Dataset records:
((

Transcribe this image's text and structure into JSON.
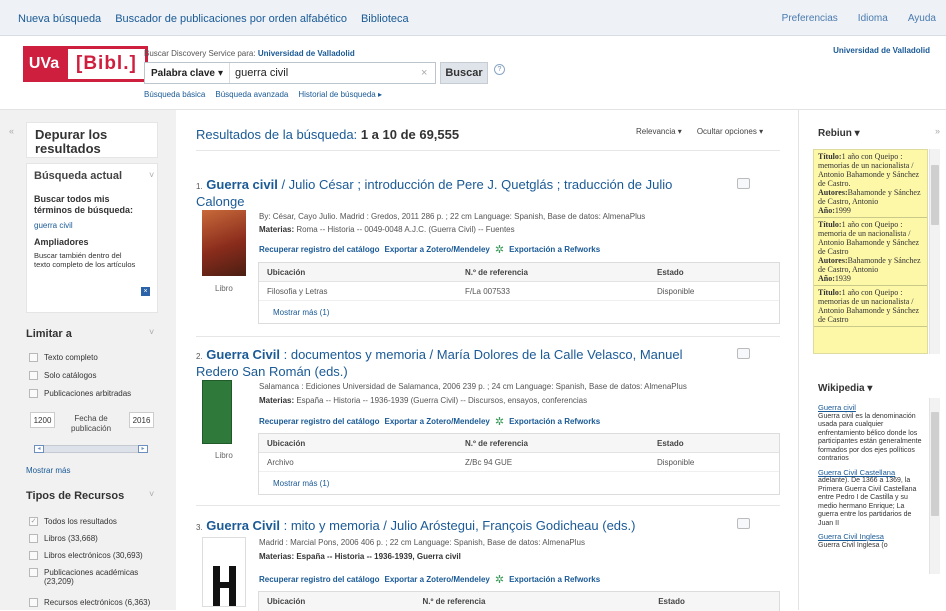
{
  "topbar": {
    "left": [
      "Nueva búsqueda",
      "Buscador de publicaciones por orden alfabético",
      "Biblioteca"
    ],
    "right": [
      "Preferencias",
      "Idioma",
      "Ayuda"
    ]
  },
  "header": {
    "logo_uva": "UVa",
    "logo_bibl": "[Bibl.]",
    "service_prefix": "Buscar Discovery Service para:",
    "service_org": "Universidad de Valladolid",
    "search_type": "Palabra clave",
    "search_value": "guerra civil",
    "search_button": "Buscar",
    "help": "?",
    "links": [
      "Búsqueda básica",
      "Búsqueda avanzada",
      "Historial de búsqueda ▸"
    ],
    "institution": "Universidad de Valladolid"
  },
  "left": {
    "refine_title": "Depurar los resultados",
    "current_search": "Búsqueda actual",
    "search_all": "Buscar todos mis términos de búsqueda:",
    "term": "guerra civil",
    "expanders": "Ampliadores",
    "expander_opt": "Buscar también dentro del texto completo de los artículos",
    "limit_to": "Limitar a",
    "limits": [
      "Texto completo",
      "Solo catálogos",
      "Publicaciones arbitradas"
    ],
    "date_from": "1200",
    "date_label": "Fecha de publicación",
    "date_to": "2016",
    "show_more": "Mostrar más",
    "resource_types": "Tipos de Recursos",
    "types": [
      "Todos los resultados",
      "Libros (33,668)",
      "Libros electrónicos (30,693)",
      "Publicaciones académicas (23,209)",
      "Recursos electrónicos (6,363)"
    ]
  },
  "main": {
    "results_label": "Resultados de la búsqueda:",
    "results_count": "1 a 10 de 69,555",
    "sort": "Relevancia ▾",
    "options": "Ocultar opciones ▾",
    "records": [
      {
        "num": "1.",
        "title_bold": "Guerra civil",
        "title_rest": " / Julio César ; introducción de Pere J. Quetglás ; traducción de Julio Calonge",
        "byline": "By: César, Cayo Julio. Madrid : Gredos, 2011 286 p. ; 22 cm Language: Spanish, Base de datos: AlmenaPlus",
        "subjects_label": "Materias:",
        "subjects": " Roma -- Historia -- 0049-0048 A.J.C. (Guerra Civil) -- Fuentes",
        "type": "Libro",
        "rows": [
          [
            "Filosofia y Letras",
            "F/La 007533",
            "Disponible"
          ]
        ]
      },
      {
        "num": "2.",
        "title_bold": "Guerra Civil",
        "title_rest": " : documentos y memoria / María Dolores de la Calle Velasco, Manuel Redero San Román (eds.)",
        "byline": "Salamanca : Ediciones Universidad de Salamanca, 2006 239 p. ; 24 cm Language: Spanish, Base de datos: AlmenaPlus",
        "subjects_label": "Materias:",
        "subjects": " España -- Historia -- 1936-1939 (Guerra Civil) -- Discursos, ensayos, conferencias",
        "type": "Libro",
        "rows": [
          [
            "Archivo",
            "Z/Bc 94 GUE",
            "Disponible"
          ]
        ]
      },
      {
        "num": "3.",
        "title_bold": "Guerra Civil",
        "title_rest": " : mito y memoria / Julio Aróstegui, François Godicheau (eds.)",
        "byline": "Madrid : Marcial Pons, 2006 406 p. ; 22 cm Language: Spanish, Base de datos: AlmenaPlus",
        "subjects_label": "Materias:",
        "subjects": " España -- Historia -- 1936-1939, Guerra civil",
        "type": "",
        "rows": []
      }
    ],
    "actions": [
      "Recuperar registro del catálogo",
      "Exportar a Zotero/Mendeley",
      "Exportación a Refworks"
    ],
    "table_headers": [
      "Ubicación",
      "N.º de referencia",
      "Estado"
    ],
    "show_more": "Mostrar más (1)"
  },
  "right": {
    "rebiun_title": "Rebiun",
    "rebiun_items": [
      {
        "t": "Título:",
        "tv": "1 año con Queipo : memorias de un nacionalista / Antonio Bahamonde y Sánchez de Castro.",
        "a": "Autores:",
        "av": "Bahamonde y Sánchez de Castro, Antonio",
        "y": "Año:",
        "yv": "1999"
      },
      {
        "t": "Título:",
        "tv": "1 año con Queipo : memoria de un nacionalista / Antonio Bahamonde y Sánchez de Castro",
        "a": "Autores:",
        "av": "Bahamonde y Sánchez de Castro, Antonio",
        "y": "Año:",
        "yv": "1939"
      },
      {
        "t": "Título:",
        "tv": "1 año con Queipo : memorias de un nacionalista / Antonio Bahamonde y Sánchez de Castro",
        "a": "",
        "av": "",
        "y": "",
        "yv": ""
      }
    ],
    "wiki_title": "Wikipedia",
    "wiki": [
      {
        "link": "Guerra civil",
        "text": "Guerra civil es la denominación usada para cualquier enfrentamiento bélico donde los participantes están generalmente formados por dos ejes políticos contrarios"
      },
      {
        "link": "Guerra Civil Castellana",
        "text": "adelante). De 1366 a 1369, la Primera Guerra Civil Castellana entre Pedro I de Castilla y su medio hermano Enrique; La guerra entre los partidarios de Juan II"
      },
      {
        "link": "Guerra Civil Inglesa",
        "text": "Guerra Civil Inglesa (o"
      }
    ]
  },
  "colors": {
    "accent": "#1a5a96",
    "brand": "#cf1f3e",
    "rebiun_bg": "#fdf7a8"
  }
}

))

**STATED TASK**: Go through the material line by line. Show each line that contains the string "nacionalista".

**SOLUTION**:
        "tv": "1 año con Queipo : memorias de un nacionalista / Antonio Bahamonde y Sánchez de Castro.",
        "tv": "1 año con Queipo : memoria de un nacionalista / Antonio Bahamonde y Sánchez de Castro",
        "tv": "1 año con Queipo : memorias de un nacionalista / Antonio Bahamonde y Sánchez de Castro",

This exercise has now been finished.